Another week, another episode of The Courtship, the show that throws The Bachelorette and Jane Austen together in a blender, adds a dash of Bridgerton on top for (an attempt at) sexiness, and calls it a day. And once again, Lyra and Lizzie join me for a post mortem. I mean, a roundtable.
We all know that reality tv isn’t entirely real – stuff is exaggerated or even staged. So what do you think? Is wannabe Fabio for real, or is he just playing up the himbo trope?
Jade: He can’t be for real. Can he? He can’t. Please tell me he can’t. But I think he probably is. Which makes me want to shake Miss Remy and ask her what in the name of all that’s sacred she’s thinking.
Lizzie: He’s so ridiculous he almost can’t be real, but also — do we think he just picked a persona, one he thought would work for something like this, settled on Fabio because his research wasn’t that exhaustive, and is now just rolling with it?
Lyra: Fabio, yes. That will forever be his name. And I’m with Lizzie. He’s so ridiculous there’s no way he can be real, right? Also, this episode barely spent time on him. If this show is going to give me a himbo, I need more content of him!
In their rush to impress the Court, the bachelors almost all seemed to forget Miss Remy by the lakeside. Now that we’ve seen how they will be utilized in the series, do you think a Court is a good addition to this kind of show?
Jade: Well, they certainly do add complication and distraction, as the bachelors don’t seem to know who they should be fighting to impress the most, necessarily. At least, some of them seem to be distractible enough to forget. Their presence also leads to such cringe-worthy moments as Fabio taking off his shirt to chill with her parents. For no good reason. And such awkward moments as the dad asking Harry Potter (look, I will NEVER remember their names, and I don’t know how she does) what it is about the woman he met for, like, fifteen seconds at a party that makes him think the two of them could have a long-lasting marriage. I know that’s the endgame here, but…I can’t believe I’m having to say this to the bachelorette’s dad…Dude, slow your roll.

### [Aim]
Please pull out, word for word, the part of the roundtable on The Courtship that opens with the words containing "We all know" and closes with "content of him!".

### [Data records]
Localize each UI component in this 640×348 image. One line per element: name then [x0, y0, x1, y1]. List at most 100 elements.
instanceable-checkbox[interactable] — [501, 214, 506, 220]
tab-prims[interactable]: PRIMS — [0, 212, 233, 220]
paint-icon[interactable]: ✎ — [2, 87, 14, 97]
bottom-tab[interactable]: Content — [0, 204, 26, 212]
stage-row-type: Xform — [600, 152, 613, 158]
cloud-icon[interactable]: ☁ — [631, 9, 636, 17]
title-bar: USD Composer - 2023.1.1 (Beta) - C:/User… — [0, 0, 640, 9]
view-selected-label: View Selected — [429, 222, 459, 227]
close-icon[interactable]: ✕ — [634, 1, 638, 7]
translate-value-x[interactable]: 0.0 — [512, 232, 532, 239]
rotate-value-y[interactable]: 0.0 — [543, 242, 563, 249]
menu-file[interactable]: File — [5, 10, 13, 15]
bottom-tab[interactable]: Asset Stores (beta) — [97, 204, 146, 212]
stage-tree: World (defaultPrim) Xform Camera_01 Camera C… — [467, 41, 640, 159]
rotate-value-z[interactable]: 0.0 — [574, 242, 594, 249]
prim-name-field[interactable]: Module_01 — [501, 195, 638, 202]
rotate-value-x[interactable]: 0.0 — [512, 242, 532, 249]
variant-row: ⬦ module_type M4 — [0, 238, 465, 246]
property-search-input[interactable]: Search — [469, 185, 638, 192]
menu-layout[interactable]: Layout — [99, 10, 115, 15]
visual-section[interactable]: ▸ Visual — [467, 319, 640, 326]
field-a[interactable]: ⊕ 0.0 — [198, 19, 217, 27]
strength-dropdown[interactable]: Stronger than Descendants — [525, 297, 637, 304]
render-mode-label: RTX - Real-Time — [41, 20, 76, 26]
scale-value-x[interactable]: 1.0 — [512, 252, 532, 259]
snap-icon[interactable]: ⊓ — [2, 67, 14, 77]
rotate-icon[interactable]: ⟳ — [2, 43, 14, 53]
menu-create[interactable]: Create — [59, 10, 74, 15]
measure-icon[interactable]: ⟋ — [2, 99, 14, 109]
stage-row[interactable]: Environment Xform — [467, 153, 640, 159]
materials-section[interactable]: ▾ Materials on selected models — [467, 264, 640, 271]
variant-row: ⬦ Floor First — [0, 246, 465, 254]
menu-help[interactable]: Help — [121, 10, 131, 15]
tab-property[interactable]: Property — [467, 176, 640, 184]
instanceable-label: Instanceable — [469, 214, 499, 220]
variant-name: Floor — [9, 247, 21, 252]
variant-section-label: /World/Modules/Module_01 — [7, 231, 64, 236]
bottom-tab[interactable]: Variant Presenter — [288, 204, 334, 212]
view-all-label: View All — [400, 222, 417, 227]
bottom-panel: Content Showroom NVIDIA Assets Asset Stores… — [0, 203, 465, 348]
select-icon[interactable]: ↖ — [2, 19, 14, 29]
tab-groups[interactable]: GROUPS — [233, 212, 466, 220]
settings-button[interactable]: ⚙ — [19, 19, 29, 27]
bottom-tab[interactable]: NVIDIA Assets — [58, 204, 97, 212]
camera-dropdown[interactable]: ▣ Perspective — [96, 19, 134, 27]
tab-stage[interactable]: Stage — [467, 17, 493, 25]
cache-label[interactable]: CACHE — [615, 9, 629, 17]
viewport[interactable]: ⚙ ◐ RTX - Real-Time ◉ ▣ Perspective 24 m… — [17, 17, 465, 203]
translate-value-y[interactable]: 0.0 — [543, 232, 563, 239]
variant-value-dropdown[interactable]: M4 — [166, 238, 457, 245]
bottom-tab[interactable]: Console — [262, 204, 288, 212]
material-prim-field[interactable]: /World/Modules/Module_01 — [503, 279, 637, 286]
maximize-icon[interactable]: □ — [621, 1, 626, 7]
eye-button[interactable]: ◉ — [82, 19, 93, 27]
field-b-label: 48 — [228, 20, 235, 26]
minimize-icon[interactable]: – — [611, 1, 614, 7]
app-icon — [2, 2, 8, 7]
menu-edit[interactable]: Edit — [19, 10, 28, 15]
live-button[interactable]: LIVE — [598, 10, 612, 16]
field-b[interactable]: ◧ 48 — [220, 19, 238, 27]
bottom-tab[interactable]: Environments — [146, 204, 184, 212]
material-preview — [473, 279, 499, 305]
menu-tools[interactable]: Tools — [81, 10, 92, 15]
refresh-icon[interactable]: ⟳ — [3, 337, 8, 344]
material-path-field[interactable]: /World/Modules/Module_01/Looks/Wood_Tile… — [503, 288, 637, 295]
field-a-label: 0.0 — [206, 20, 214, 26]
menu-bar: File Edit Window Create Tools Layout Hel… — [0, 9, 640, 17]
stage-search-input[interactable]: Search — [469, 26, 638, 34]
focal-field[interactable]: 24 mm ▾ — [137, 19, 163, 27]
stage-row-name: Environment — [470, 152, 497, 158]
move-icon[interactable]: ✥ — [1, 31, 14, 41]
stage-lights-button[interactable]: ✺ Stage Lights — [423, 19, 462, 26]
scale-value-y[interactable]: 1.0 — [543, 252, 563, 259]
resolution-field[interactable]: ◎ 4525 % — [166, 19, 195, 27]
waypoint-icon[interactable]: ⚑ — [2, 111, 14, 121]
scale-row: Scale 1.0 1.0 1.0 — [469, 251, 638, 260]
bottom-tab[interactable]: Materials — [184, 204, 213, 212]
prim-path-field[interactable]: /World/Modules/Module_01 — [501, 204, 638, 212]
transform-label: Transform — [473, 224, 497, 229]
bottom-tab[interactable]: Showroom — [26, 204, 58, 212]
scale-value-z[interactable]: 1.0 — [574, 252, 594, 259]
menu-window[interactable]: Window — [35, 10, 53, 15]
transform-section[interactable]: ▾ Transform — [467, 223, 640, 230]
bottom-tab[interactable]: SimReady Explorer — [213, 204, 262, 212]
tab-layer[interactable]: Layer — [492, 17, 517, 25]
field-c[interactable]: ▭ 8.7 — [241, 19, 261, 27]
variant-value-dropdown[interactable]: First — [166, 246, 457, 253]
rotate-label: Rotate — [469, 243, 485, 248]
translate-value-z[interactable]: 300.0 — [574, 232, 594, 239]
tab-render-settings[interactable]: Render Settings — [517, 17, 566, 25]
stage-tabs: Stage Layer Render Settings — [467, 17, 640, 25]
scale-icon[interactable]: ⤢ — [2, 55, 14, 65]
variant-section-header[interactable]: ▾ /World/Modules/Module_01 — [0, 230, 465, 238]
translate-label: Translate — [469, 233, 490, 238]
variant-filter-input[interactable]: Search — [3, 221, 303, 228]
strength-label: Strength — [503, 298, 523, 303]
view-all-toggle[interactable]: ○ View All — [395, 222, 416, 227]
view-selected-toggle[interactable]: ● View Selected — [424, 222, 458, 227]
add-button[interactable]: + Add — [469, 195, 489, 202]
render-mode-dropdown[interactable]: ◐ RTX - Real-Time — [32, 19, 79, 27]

### [Correct output]
We all know that reality tv isn’t entirely real – stuff is exaggerated or even staged. So what do you think? Is wannabe Fabio for real, or is he just playing up the himbo trope?
Jade: He can’t be for real. Can he? He can’t. Please tell me he can’t. But I think he probably is. Which makes me want to shake Miss Remy and ask her what in the name of all that’s sacred she’s thinking.
Lizzie: He’s so ridiculous he almost can’t be real, but also — do we think he just picked a persona, one he thought would work for something like this, settled on Fabio because his research wasn’t that exhaustive, and is now just rolling with it?
Lyra: Fabio, yes. That will forever be his name. And I’m with Lizzie. He’s so ridiculous there’s no way he can be real, right? Also, this episode barely spent time on him. If this show is going to give me a himbo, I need more content of him!